Count the rows below that contain the string "carried", matching case exactly, and reply with only the number.

>> Begin SUPPLIED RECORDS

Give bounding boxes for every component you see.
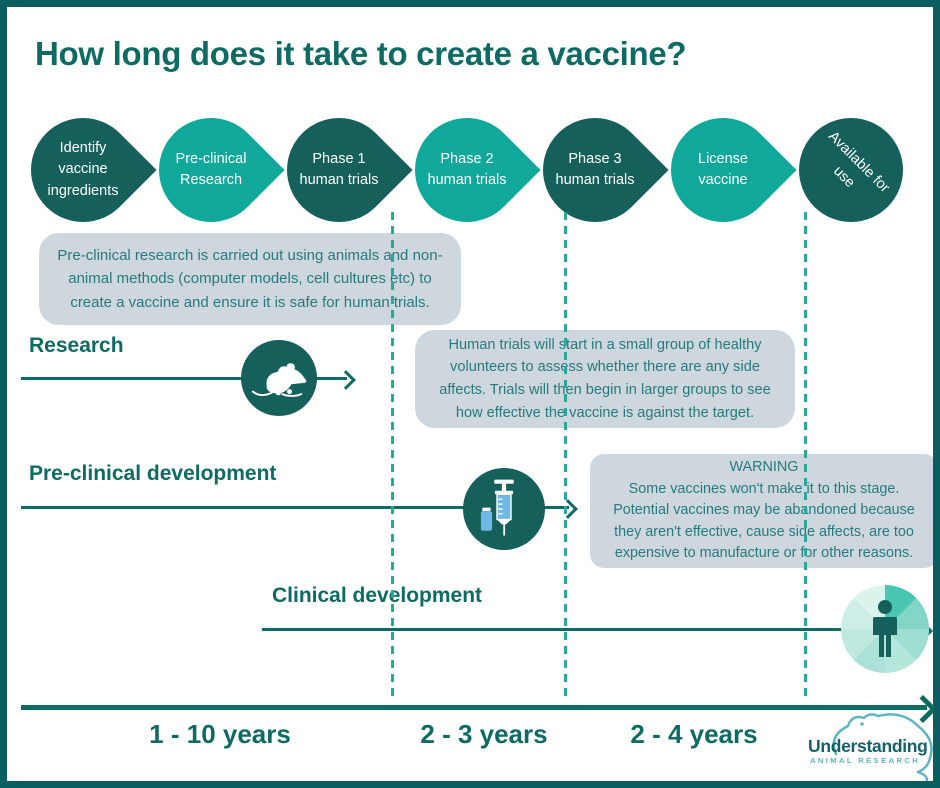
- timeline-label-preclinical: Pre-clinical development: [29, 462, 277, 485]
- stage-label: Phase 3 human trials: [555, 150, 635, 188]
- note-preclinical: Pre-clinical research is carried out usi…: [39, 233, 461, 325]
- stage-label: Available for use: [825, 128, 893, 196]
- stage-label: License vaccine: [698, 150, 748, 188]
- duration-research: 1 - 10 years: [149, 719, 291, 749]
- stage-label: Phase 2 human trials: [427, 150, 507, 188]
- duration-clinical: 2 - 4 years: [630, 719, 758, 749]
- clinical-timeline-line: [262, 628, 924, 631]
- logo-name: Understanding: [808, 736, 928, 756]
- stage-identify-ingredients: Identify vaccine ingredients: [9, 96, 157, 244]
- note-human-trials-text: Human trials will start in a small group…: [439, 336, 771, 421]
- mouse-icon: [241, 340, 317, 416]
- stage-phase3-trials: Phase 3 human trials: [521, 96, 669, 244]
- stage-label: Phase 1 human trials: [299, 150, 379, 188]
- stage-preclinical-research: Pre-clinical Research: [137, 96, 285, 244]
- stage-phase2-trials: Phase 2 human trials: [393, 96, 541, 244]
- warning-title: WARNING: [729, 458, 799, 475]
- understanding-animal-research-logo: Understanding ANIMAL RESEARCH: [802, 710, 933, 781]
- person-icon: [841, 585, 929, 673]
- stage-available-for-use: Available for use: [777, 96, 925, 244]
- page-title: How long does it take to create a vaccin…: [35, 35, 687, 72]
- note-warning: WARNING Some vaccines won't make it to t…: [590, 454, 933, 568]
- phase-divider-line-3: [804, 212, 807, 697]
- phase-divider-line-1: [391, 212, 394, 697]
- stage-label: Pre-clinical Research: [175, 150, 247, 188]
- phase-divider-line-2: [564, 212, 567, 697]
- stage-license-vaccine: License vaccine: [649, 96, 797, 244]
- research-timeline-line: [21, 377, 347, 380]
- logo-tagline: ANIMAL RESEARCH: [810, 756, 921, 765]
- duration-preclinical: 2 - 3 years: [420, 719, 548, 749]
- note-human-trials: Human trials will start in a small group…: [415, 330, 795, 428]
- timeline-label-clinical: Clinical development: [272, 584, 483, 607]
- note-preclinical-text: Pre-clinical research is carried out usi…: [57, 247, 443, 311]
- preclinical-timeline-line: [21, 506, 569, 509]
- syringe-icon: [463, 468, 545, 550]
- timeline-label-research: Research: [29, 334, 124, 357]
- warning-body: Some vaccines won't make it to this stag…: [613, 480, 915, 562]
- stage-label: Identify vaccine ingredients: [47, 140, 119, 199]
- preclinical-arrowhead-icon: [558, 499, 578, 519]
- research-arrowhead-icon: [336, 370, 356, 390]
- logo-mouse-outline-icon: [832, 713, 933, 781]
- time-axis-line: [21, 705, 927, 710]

>> End SUPPLIED RECORDS
>> Begin SUPPLIED RECORDS

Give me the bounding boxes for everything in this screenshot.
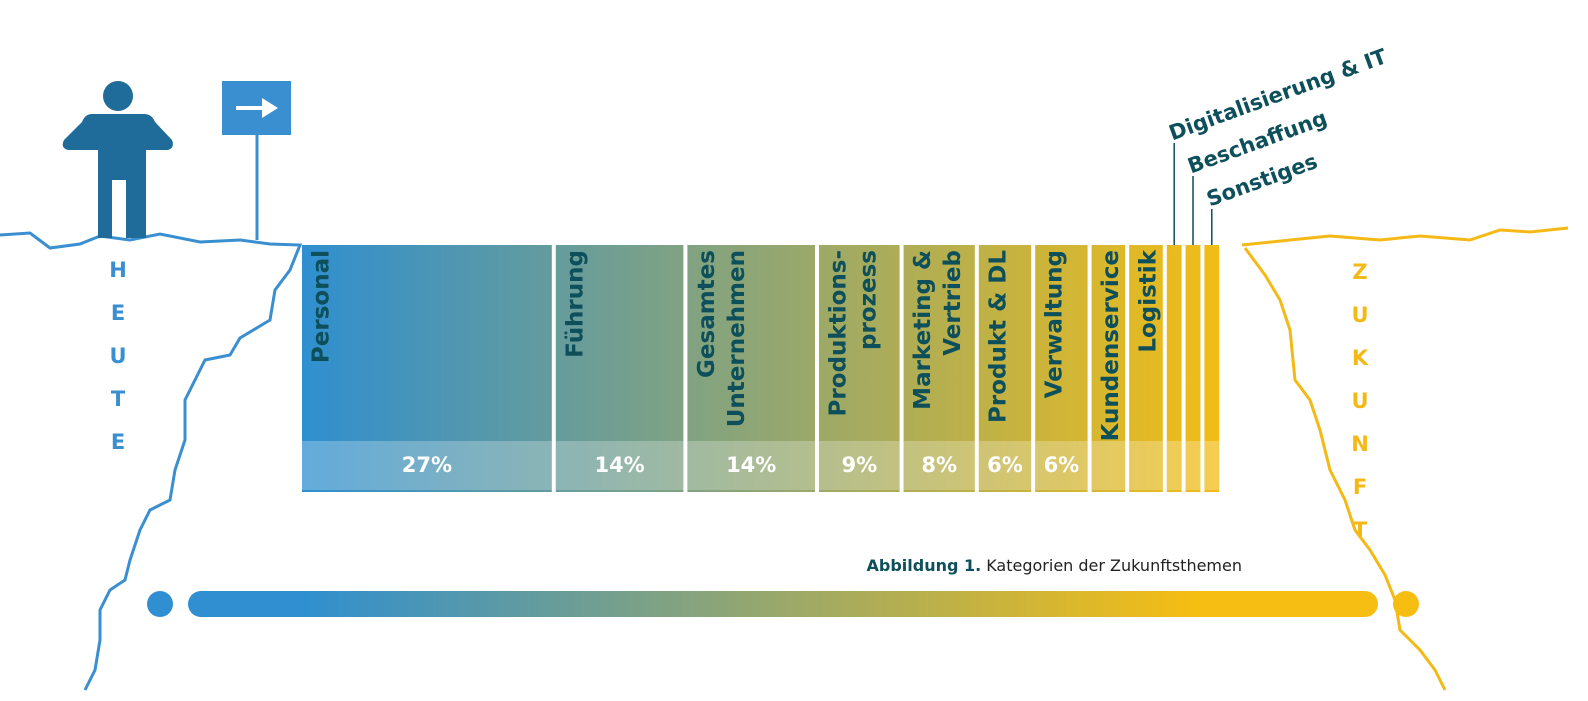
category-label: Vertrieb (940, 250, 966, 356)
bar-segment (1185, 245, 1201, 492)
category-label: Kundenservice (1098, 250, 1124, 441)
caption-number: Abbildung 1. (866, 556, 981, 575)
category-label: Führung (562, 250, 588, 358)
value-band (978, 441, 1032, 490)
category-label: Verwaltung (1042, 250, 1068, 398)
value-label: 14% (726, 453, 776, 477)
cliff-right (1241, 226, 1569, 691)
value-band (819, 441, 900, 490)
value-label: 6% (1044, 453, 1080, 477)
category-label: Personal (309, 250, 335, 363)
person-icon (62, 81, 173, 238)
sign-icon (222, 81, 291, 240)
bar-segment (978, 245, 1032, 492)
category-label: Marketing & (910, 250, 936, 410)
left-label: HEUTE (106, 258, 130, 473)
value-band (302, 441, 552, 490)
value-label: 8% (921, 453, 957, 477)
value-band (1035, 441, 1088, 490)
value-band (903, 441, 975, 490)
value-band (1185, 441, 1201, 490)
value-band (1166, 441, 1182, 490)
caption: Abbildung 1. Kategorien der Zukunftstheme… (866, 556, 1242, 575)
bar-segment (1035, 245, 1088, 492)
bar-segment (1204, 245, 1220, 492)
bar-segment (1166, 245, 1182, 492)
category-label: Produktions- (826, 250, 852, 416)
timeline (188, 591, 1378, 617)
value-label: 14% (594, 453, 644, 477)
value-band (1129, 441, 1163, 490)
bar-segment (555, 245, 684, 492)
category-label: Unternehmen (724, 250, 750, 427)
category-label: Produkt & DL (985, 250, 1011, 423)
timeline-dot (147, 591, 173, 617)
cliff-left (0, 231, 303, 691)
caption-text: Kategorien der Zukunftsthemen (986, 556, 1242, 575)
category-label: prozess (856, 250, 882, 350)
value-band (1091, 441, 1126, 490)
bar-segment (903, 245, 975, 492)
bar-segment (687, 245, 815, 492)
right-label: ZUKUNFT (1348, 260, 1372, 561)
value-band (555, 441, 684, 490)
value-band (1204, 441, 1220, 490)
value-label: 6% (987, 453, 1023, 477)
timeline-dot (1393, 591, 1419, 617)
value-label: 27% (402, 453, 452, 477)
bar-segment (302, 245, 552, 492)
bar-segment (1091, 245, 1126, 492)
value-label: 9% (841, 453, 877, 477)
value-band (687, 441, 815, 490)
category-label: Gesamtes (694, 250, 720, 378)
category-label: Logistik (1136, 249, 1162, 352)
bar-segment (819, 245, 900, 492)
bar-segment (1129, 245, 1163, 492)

>> End SUPPLIED RECORDS

→ SOLUTION TO THE PROBLEM:
2